§ ENTRIES
start

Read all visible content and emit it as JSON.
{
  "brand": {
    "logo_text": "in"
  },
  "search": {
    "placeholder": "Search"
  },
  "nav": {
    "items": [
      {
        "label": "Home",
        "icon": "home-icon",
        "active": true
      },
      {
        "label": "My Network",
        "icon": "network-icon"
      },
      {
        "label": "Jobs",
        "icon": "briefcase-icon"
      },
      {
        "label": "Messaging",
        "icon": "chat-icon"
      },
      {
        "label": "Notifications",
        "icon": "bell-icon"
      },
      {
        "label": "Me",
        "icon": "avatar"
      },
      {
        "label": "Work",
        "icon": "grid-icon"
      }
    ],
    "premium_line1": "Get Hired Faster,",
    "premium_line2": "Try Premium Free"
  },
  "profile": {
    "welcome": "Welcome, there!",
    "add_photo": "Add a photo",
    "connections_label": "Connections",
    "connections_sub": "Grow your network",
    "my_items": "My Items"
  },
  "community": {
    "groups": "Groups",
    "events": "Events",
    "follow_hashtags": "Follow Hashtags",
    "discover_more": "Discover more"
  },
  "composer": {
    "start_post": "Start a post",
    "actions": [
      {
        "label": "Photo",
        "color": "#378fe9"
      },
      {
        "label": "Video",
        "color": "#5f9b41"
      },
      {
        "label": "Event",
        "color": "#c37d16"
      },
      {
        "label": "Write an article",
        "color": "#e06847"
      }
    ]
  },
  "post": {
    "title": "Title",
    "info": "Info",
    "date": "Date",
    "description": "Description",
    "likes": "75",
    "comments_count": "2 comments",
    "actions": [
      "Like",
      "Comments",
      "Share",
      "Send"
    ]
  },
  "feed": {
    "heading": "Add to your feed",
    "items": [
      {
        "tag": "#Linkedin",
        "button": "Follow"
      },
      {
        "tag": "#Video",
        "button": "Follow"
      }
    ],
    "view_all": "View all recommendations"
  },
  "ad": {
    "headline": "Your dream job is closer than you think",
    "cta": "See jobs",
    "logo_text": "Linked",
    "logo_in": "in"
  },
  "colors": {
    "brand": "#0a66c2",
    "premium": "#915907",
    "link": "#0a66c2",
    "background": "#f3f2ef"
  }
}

end
start

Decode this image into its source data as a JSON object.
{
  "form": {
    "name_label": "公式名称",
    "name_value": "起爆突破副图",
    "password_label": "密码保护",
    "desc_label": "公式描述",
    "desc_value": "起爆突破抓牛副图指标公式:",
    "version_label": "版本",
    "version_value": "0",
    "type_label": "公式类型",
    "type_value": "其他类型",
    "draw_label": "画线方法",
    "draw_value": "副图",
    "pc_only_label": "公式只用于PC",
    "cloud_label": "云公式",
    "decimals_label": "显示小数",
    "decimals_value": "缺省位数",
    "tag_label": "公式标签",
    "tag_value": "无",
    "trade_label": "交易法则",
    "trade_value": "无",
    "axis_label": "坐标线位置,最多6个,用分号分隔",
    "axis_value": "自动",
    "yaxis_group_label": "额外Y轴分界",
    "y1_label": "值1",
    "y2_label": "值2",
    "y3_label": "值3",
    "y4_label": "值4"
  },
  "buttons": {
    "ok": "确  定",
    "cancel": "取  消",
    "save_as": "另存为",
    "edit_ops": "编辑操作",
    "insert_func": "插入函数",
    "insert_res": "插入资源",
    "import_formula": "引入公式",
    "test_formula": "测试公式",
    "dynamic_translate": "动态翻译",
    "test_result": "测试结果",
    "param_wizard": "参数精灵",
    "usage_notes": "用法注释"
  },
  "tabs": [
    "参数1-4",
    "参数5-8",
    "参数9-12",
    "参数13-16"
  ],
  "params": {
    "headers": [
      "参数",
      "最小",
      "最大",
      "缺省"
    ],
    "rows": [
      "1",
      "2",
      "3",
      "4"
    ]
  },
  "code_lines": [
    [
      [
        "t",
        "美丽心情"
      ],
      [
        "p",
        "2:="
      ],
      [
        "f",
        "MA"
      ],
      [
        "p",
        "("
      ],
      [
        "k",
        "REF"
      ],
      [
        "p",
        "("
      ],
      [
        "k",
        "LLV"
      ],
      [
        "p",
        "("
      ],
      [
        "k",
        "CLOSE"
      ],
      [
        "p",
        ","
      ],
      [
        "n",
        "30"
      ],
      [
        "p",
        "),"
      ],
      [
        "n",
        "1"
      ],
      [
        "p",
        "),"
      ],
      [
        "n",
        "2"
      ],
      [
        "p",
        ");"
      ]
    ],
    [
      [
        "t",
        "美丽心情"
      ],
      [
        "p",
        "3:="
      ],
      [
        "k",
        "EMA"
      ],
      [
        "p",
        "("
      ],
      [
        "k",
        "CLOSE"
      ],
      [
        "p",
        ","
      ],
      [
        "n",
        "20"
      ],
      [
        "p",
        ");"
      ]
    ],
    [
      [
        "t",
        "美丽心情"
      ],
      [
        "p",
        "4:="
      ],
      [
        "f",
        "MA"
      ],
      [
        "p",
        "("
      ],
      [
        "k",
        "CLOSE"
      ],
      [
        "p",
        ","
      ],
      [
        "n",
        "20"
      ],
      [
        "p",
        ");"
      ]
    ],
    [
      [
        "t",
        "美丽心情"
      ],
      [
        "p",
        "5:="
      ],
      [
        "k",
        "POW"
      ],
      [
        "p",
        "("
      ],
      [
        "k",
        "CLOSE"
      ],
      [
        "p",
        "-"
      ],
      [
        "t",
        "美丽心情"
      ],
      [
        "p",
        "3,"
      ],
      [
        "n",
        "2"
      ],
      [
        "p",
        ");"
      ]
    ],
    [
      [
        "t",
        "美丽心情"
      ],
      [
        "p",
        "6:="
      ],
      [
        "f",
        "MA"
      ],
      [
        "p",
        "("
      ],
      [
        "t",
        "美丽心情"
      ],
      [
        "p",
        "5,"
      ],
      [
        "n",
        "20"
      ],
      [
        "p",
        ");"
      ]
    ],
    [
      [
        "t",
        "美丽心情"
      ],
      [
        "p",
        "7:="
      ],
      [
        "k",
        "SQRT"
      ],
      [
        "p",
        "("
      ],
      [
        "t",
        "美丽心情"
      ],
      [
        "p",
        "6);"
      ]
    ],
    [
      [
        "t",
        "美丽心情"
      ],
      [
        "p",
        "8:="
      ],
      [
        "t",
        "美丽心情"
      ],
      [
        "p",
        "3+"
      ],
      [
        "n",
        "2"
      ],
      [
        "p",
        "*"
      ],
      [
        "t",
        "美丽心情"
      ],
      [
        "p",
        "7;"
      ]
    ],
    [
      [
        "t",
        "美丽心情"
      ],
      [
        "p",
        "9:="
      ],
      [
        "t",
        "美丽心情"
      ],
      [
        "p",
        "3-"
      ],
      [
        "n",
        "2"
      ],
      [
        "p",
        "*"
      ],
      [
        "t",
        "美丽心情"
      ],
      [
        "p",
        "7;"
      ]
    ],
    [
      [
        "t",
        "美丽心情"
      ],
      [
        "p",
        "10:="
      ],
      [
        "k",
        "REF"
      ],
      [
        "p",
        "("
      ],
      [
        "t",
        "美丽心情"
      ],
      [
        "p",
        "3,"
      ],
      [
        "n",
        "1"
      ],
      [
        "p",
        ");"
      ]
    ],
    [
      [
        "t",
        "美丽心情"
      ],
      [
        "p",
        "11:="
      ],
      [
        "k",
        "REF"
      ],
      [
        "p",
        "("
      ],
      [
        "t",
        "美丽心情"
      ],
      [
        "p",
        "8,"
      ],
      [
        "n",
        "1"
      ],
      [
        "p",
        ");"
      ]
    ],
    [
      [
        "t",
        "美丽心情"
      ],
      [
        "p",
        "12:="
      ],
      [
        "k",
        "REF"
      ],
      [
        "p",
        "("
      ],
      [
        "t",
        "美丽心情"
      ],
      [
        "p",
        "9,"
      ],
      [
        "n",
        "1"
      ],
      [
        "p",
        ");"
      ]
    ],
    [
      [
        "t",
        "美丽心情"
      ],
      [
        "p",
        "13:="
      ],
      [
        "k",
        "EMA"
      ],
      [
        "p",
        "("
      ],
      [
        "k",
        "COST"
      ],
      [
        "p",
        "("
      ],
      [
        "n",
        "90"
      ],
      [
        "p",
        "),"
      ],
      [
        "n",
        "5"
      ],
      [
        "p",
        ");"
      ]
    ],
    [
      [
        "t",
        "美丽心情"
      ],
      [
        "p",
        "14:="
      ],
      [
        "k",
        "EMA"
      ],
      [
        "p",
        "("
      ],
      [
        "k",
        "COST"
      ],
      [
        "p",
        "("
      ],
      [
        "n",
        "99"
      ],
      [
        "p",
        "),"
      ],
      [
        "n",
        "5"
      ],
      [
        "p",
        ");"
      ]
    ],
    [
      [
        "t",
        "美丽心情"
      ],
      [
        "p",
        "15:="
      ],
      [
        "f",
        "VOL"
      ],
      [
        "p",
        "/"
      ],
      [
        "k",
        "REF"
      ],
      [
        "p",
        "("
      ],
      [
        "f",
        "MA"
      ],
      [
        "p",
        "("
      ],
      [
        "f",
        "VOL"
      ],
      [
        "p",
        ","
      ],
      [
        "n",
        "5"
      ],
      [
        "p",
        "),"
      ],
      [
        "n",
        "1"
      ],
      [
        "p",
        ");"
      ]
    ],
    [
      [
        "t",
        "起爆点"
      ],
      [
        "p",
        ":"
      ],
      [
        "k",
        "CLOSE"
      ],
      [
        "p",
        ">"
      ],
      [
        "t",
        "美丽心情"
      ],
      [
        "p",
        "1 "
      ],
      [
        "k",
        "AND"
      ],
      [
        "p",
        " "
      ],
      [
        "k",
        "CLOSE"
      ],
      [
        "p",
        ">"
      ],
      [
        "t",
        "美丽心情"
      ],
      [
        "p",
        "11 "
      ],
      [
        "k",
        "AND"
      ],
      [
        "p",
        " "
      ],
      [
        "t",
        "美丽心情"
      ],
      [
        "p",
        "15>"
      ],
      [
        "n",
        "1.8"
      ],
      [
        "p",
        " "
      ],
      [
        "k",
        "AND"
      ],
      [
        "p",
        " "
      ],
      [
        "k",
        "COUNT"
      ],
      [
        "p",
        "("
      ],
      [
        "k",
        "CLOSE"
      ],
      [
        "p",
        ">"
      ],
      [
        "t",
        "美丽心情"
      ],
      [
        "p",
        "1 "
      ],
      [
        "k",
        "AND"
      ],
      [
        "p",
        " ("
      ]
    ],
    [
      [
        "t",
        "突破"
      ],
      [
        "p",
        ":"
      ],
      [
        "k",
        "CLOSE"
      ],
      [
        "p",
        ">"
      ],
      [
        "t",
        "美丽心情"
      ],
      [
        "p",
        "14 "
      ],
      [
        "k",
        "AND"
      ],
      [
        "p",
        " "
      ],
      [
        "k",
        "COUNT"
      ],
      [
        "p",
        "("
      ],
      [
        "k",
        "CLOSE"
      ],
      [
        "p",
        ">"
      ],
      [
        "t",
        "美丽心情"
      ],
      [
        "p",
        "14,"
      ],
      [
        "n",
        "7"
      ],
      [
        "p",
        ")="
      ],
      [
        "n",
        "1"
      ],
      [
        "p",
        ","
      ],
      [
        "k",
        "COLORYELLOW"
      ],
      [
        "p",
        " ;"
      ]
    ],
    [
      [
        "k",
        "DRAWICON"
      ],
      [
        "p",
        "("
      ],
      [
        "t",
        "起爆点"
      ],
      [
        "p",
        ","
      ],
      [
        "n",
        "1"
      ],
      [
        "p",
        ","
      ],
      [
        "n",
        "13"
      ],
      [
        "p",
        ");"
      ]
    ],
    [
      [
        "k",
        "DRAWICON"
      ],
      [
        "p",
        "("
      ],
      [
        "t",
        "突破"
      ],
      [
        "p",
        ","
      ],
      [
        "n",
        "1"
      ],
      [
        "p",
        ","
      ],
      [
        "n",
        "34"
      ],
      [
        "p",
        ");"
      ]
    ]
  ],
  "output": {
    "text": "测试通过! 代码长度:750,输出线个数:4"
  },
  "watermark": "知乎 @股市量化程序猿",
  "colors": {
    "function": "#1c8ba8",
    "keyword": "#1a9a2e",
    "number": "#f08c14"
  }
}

end
start

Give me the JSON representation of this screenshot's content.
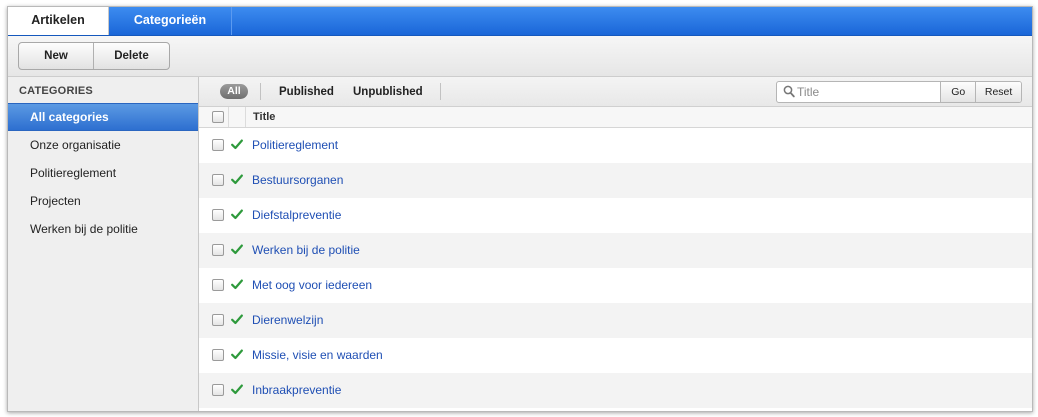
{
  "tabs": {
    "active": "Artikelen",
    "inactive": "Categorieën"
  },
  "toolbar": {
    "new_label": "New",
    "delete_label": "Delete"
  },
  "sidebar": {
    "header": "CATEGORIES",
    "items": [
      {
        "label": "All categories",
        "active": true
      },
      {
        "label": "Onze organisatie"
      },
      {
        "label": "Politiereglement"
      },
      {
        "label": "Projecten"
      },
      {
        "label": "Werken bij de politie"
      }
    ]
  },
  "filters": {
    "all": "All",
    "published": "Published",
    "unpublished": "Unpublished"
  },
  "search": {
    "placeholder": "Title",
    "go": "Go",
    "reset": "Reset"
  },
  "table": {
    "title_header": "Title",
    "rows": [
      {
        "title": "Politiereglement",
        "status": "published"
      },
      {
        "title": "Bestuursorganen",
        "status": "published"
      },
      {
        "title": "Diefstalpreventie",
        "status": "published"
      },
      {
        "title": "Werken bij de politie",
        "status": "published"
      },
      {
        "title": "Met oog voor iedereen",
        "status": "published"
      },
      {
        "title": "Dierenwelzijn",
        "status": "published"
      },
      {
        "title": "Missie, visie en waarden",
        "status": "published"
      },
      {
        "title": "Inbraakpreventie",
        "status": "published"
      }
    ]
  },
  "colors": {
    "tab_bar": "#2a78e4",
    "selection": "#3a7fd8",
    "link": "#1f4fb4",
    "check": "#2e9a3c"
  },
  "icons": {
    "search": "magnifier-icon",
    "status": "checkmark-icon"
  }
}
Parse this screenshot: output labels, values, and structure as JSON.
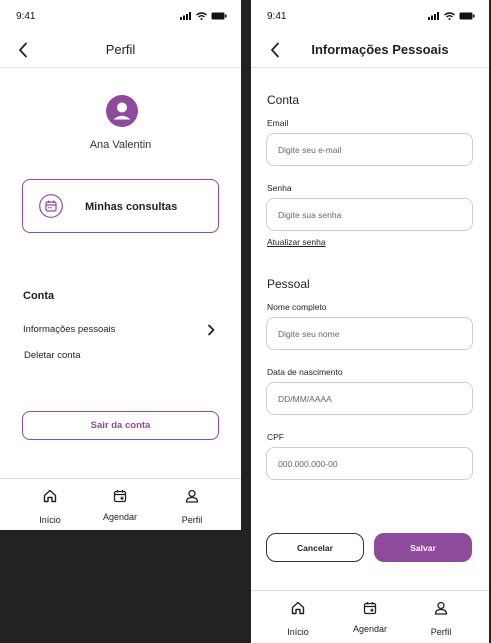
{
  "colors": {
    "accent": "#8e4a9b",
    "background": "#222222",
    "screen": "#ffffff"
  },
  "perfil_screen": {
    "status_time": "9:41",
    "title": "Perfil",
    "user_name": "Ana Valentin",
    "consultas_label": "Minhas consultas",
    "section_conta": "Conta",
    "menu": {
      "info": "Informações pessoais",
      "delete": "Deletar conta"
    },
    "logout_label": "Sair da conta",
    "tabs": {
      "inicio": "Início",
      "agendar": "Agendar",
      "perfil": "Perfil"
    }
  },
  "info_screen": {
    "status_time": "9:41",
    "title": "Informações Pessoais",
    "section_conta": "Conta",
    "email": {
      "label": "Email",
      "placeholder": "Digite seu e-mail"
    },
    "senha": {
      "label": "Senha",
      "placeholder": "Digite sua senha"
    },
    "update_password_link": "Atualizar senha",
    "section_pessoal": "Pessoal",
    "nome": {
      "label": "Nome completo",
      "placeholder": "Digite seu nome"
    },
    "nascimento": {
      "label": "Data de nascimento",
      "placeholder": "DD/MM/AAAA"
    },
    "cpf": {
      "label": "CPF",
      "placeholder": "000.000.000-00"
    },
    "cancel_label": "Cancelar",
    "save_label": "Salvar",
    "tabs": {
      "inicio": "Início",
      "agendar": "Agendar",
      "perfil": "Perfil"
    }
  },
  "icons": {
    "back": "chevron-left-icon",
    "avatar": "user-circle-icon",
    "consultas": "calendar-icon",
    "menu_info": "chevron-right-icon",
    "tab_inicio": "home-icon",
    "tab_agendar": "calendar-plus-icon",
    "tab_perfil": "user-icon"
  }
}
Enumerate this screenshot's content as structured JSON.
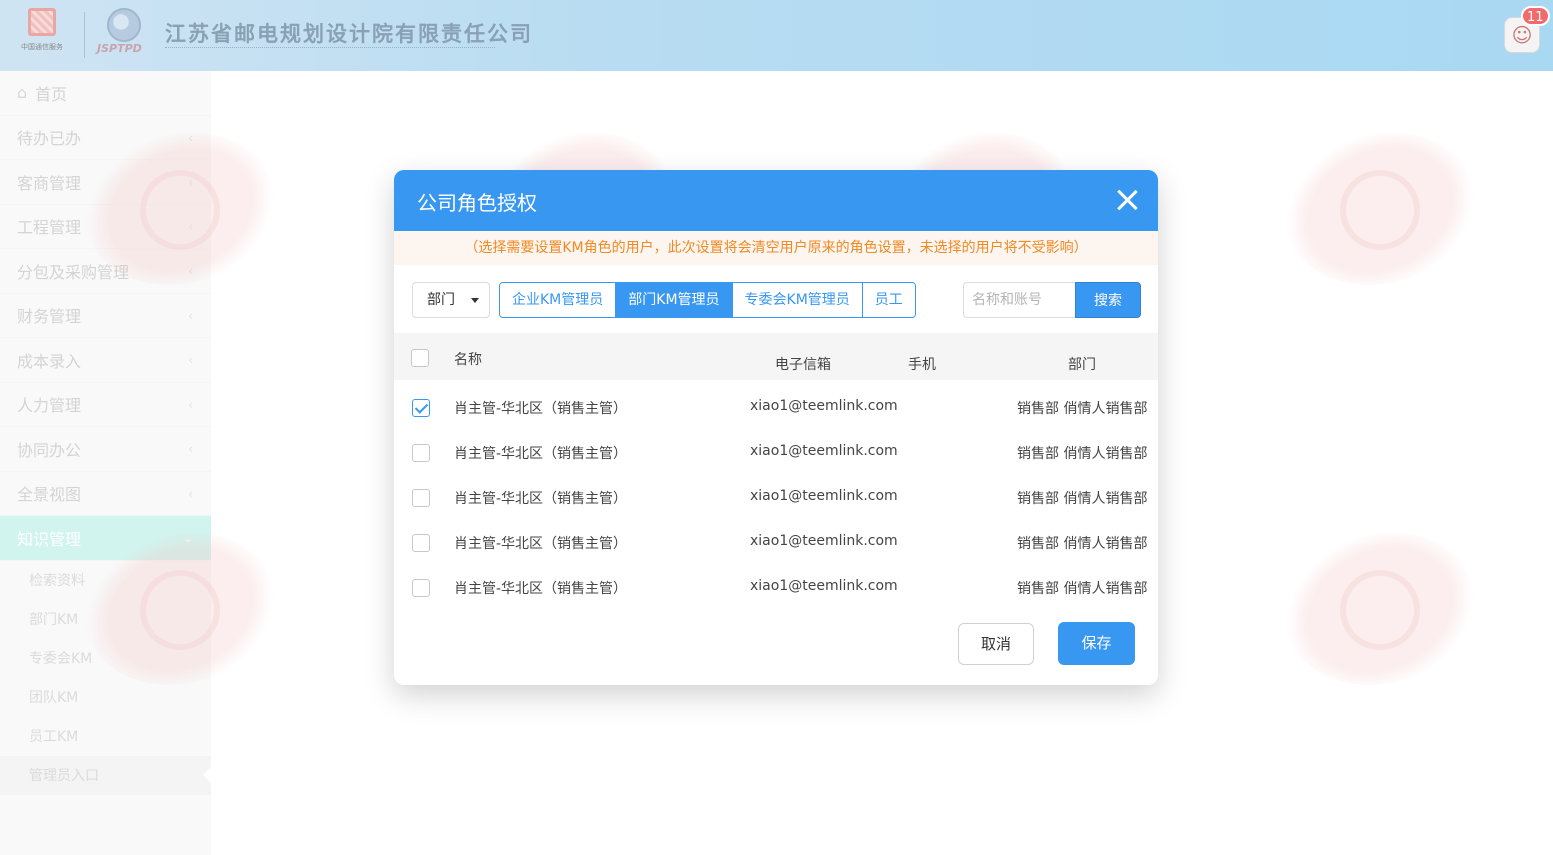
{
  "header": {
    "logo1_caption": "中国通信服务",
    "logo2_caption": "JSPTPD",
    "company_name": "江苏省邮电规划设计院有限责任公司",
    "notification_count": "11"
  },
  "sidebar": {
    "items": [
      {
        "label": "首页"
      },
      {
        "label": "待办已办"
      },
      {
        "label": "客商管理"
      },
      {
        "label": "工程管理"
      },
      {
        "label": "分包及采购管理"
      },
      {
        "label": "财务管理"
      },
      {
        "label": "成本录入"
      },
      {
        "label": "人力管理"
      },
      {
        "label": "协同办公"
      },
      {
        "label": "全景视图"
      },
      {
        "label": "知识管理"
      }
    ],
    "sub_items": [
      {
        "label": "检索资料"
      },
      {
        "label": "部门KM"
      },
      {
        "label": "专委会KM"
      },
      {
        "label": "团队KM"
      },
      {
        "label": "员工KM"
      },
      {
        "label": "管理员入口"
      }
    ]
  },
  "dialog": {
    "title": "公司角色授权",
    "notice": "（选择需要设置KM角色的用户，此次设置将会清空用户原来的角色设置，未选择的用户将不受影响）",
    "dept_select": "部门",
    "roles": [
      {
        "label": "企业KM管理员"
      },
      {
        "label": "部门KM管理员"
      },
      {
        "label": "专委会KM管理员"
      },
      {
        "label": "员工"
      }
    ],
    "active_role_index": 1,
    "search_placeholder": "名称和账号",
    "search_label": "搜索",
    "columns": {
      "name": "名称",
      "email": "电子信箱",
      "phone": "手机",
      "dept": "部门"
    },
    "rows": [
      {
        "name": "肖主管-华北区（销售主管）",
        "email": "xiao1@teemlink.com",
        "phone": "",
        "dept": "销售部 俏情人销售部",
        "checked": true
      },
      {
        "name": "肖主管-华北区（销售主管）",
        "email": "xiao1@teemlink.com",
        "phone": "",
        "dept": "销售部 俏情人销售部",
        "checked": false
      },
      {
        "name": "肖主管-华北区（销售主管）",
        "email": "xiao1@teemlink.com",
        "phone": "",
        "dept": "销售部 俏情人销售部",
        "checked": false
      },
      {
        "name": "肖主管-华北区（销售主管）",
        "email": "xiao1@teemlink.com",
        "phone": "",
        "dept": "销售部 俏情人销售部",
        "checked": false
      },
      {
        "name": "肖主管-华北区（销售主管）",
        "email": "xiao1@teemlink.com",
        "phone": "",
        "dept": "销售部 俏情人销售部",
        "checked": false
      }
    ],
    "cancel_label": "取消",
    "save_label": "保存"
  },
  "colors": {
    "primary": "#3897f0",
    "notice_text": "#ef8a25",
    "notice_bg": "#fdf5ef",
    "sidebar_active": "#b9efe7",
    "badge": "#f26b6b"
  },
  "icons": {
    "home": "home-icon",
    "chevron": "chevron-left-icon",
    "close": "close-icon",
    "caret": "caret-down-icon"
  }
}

end

Identify every line above that includes the word "JSON", and show those lines.

Read all visible content and emit it as JSON.
Decode this image into its source data as a JSON object.
Give me the JSON representation of this screenshot's content.
Parse this screenshot: output labels, values, and structure as JSON.
Enumerate this screenshot's content as structured JSON.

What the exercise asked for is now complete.